• SHORT TASK:
Search the material for the string "Technology", then report how many lines hold it, with no other text.

______________________________

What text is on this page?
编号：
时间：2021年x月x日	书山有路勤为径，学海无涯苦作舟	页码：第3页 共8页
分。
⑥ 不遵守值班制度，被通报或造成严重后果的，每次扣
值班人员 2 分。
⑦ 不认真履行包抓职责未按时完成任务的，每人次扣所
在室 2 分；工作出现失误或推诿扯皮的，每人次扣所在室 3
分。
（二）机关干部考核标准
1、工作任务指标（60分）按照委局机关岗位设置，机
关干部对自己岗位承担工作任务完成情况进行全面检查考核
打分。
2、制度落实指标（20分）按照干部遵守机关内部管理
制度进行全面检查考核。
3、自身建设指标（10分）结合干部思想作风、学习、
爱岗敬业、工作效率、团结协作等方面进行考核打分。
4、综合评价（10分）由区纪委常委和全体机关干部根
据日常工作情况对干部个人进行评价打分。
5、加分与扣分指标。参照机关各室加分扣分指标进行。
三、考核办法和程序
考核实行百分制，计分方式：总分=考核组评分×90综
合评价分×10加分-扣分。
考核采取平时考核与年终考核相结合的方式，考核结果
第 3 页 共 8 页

______________________________

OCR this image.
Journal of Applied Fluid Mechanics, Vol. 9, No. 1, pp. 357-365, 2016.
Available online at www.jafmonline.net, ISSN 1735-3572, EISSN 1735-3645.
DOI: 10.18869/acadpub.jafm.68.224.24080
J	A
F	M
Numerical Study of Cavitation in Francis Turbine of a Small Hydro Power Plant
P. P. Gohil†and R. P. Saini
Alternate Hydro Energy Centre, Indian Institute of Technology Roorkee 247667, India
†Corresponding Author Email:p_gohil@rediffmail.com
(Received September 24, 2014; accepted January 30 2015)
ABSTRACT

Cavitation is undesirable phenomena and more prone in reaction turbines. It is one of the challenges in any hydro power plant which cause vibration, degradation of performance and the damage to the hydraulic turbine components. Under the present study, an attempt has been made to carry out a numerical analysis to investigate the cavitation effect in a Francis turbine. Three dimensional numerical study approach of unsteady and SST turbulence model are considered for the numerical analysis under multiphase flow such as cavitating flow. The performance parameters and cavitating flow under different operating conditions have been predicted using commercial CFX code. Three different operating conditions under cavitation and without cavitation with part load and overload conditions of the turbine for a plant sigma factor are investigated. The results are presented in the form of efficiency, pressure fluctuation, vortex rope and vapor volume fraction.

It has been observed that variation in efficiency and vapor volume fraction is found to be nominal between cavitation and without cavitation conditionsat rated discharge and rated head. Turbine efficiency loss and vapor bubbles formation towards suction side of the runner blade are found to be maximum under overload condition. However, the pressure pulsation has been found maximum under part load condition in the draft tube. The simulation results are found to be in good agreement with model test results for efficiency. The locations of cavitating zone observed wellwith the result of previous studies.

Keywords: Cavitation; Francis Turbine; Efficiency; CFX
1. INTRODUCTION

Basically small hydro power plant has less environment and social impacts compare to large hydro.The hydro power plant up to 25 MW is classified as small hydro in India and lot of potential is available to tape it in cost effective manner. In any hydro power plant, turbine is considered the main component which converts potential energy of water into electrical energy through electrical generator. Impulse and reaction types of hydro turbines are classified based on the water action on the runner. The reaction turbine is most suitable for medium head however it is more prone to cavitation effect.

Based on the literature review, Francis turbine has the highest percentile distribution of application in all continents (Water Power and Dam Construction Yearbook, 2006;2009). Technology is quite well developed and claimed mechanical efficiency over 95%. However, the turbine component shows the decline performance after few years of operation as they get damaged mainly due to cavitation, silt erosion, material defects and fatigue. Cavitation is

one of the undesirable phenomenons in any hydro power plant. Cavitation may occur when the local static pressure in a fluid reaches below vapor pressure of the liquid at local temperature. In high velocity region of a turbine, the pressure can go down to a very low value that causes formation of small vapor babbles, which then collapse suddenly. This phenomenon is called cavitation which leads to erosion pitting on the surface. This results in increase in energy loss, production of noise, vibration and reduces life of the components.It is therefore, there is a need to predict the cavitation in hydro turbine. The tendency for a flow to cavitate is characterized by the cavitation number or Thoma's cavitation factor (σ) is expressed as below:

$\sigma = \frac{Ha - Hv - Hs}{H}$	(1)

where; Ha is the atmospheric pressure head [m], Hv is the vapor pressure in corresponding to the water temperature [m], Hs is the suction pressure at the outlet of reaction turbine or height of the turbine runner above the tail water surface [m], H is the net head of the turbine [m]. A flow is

______________________________

• RESULT OF THE TASK:
2